• _RECORD SET_
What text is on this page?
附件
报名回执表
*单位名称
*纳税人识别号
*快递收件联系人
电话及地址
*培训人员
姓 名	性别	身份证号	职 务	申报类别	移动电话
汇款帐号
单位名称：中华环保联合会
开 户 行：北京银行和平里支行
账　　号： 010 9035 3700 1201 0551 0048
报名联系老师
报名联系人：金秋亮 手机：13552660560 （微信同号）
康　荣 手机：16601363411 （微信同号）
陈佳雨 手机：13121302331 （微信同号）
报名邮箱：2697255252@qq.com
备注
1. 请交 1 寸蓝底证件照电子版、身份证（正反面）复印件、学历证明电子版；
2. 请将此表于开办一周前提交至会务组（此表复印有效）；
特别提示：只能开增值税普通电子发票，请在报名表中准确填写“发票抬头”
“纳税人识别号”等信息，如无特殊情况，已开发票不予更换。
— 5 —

• _PROBLEM TO SOLVE_
Repeat the material above in full, quoting it exactly.

• _COMPLETE RESPONSE_
What text is on this page?
附件
报名回执表
*单位名称
*纳税人识别号
*快递收件联系人
电话及地址
*培训人员
姓 名	性别	身份证号	职 务	申报类别	移动电话
汇款帐号
单位名称：中华环保联合会
开 户 行：北京银行和平里支行
账　　号： 010 9035 3700 1201 0551 0048
报名联系老师
报名联系人：金秋亮 手机：13552660560 （微信同号）
康　荣 手机：16601363411 （微信同号）
陈佳雨 手机：13121302331 （微信同号）
报名邮箱：2697255252@qq.com
备注
1. 请交 1 寸蓝底证件照电子版、身份证（正反面）复印件、学历证明电子版；
2. 请将此表于开办一周前提交至会务组（此表复印有效）；
特别提示：只能开增值税普通电子发票，请在报名表中准确填写“发票抬头”
“纳税人识别号”等信息，如无特殊情况，已开发票不予更换。
— 5 —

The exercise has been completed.